Dataset rows:
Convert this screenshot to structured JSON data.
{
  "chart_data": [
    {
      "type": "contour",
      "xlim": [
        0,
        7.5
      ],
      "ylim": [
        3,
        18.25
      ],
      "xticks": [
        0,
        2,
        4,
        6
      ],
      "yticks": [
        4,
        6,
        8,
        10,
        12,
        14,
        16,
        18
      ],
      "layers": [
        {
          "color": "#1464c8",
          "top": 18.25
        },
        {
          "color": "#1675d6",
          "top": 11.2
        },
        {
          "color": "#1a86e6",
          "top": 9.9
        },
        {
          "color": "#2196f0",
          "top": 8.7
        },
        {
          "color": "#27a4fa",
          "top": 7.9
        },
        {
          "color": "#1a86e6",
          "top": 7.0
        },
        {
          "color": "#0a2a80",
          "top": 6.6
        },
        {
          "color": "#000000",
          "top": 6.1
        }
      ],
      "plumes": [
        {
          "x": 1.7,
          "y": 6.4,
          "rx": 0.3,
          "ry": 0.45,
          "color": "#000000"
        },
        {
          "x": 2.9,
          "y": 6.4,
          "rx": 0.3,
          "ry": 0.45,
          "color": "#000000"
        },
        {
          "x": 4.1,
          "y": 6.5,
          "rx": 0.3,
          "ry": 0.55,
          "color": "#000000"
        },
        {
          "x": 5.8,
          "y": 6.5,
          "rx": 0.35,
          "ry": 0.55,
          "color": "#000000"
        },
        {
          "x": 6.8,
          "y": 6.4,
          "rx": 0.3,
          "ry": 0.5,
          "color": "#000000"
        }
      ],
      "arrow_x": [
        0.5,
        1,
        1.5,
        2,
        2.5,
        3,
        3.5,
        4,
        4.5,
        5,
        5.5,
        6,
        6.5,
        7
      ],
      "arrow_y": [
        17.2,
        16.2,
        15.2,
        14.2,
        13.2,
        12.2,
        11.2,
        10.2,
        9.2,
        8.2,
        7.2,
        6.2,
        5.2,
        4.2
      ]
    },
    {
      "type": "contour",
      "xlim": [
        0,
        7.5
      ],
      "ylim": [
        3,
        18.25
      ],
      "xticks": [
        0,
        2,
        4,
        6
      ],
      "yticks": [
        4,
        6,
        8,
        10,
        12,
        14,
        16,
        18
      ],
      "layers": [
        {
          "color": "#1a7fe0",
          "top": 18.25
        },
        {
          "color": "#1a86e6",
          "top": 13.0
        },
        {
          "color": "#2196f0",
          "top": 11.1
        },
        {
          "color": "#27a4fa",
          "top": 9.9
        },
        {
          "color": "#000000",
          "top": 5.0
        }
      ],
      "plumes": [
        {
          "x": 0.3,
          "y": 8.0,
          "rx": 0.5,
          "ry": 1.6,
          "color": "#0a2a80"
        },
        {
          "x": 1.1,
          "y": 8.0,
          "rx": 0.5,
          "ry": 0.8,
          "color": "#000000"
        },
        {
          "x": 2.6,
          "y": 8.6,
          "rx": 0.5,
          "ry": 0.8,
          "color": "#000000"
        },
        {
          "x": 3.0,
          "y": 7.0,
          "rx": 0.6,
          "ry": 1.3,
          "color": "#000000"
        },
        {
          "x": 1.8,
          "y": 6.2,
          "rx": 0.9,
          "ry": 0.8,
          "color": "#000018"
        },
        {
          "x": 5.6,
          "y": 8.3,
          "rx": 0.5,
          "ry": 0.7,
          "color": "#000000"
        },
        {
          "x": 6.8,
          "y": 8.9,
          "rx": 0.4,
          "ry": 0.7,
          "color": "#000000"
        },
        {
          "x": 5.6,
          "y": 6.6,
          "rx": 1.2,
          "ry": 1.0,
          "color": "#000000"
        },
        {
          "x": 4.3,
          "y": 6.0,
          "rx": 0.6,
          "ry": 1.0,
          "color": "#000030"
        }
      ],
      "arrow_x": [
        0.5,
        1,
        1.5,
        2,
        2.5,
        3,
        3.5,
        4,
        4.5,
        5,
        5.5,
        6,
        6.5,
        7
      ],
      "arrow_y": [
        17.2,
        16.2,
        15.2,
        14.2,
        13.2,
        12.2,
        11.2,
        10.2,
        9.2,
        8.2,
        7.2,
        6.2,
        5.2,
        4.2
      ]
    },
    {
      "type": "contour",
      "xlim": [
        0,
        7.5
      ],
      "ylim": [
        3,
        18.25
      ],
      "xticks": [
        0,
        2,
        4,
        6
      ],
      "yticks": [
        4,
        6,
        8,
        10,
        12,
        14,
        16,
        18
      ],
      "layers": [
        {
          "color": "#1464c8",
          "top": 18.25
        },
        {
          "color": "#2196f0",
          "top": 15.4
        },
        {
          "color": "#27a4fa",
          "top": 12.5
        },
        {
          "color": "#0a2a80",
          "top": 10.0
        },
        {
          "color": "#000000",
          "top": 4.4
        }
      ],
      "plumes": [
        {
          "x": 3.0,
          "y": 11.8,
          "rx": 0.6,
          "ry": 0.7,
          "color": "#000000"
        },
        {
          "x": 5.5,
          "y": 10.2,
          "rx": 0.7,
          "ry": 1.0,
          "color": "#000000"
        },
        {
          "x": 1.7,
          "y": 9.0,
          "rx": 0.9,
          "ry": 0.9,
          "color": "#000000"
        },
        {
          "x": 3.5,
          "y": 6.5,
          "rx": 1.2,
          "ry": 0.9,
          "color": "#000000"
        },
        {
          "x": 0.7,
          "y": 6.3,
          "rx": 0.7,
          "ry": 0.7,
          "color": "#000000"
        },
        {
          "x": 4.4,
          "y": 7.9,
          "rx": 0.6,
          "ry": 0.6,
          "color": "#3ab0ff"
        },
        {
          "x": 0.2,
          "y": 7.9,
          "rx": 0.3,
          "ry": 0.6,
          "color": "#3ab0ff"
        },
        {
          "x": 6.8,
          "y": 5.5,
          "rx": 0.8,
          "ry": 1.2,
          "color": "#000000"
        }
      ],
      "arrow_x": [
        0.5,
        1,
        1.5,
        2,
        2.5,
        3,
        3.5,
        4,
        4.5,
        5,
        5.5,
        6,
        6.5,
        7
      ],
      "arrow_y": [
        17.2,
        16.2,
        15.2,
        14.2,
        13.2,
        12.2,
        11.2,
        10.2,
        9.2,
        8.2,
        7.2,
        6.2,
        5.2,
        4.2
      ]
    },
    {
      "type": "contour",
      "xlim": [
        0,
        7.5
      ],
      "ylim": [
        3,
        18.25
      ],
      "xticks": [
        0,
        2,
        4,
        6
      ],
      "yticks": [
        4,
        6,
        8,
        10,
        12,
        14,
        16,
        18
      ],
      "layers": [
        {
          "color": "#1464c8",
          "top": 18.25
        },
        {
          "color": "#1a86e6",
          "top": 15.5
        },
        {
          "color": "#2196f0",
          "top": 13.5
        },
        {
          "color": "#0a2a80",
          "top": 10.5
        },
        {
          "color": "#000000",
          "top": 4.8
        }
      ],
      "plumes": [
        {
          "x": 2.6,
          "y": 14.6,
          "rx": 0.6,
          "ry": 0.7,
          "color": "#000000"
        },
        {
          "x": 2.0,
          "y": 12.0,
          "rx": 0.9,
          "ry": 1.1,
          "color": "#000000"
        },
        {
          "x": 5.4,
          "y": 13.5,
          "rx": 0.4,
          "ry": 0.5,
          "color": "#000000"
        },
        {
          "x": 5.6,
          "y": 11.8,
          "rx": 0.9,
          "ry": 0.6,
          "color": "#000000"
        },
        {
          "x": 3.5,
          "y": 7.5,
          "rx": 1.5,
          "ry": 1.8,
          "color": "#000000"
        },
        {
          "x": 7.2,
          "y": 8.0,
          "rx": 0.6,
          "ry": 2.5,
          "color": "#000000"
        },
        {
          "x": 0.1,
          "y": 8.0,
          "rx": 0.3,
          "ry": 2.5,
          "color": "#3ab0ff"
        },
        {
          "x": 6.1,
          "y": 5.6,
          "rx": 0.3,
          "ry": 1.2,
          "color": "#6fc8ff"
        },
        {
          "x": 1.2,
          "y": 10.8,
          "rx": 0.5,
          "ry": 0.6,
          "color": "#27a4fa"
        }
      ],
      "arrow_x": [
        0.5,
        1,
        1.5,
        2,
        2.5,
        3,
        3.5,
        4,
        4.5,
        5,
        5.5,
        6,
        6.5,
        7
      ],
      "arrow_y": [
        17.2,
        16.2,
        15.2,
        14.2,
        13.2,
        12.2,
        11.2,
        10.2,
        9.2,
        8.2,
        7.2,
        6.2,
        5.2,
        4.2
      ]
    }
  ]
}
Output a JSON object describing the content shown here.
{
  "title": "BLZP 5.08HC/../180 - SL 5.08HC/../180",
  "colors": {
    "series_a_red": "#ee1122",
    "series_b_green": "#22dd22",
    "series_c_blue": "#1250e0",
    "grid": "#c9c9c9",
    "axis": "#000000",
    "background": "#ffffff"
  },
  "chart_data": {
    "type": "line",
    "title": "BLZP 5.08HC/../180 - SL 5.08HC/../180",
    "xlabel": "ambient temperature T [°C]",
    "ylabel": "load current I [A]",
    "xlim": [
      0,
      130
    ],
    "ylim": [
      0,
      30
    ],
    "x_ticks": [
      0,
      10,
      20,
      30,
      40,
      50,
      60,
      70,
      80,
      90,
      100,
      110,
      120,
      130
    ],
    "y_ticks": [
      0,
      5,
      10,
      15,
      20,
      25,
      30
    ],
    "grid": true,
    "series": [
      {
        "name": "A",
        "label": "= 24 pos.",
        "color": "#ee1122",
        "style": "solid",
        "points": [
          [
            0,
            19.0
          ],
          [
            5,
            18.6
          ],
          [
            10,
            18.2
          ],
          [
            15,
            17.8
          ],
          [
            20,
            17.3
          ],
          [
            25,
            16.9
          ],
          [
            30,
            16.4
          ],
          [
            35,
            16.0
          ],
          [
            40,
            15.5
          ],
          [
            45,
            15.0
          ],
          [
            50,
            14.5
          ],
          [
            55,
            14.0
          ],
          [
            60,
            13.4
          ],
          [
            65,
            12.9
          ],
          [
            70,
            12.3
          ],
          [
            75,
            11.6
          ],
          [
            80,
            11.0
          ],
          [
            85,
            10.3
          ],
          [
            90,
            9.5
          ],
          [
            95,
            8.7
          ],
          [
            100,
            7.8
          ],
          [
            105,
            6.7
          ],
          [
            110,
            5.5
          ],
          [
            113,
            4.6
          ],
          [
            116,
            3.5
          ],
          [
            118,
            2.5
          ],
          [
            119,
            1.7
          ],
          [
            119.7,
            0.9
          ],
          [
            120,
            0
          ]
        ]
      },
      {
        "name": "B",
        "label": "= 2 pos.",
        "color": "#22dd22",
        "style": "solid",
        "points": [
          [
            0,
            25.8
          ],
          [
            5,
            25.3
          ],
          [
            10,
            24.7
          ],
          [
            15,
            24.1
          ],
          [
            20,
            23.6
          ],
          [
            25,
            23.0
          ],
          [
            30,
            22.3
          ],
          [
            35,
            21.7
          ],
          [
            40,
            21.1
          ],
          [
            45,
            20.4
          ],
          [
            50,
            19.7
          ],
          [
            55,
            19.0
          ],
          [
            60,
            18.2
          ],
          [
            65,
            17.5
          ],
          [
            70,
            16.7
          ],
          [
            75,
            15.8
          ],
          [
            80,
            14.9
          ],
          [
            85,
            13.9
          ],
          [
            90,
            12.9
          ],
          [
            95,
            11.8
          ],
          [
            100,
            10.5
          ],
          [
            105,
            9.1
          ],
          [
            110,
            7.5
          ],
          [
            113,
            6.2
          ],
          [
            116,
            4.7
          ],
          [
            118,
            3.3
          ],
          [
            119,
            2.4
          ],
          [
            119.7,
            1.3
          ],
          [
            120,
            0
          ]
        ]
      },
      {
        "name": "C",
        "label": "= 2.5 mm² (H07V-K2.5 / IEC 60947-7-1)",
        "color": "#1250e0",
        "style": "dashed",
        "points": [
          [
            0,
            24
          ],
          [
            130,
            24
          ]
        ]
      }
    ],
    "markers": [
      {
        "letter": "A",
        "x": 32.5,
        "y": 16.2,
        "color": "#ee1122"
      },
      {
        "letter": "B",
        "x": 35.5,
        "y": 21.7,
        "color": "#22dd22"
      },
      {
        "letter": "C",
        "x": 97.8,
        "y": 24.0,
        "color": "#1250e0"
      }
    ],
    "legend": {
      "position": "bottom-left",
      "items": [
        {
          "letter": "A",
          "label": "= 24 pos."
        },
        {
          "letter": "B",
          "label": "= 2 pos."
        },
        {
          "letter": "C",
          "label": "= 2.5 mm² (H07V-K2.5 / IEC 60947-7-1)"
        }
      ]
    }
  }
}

Aim: Copy all the lines above that hold the string "JSON".

Exercise response:
Convert this screenshot to structured JSON data.
Output a JSON object describing the content shown here.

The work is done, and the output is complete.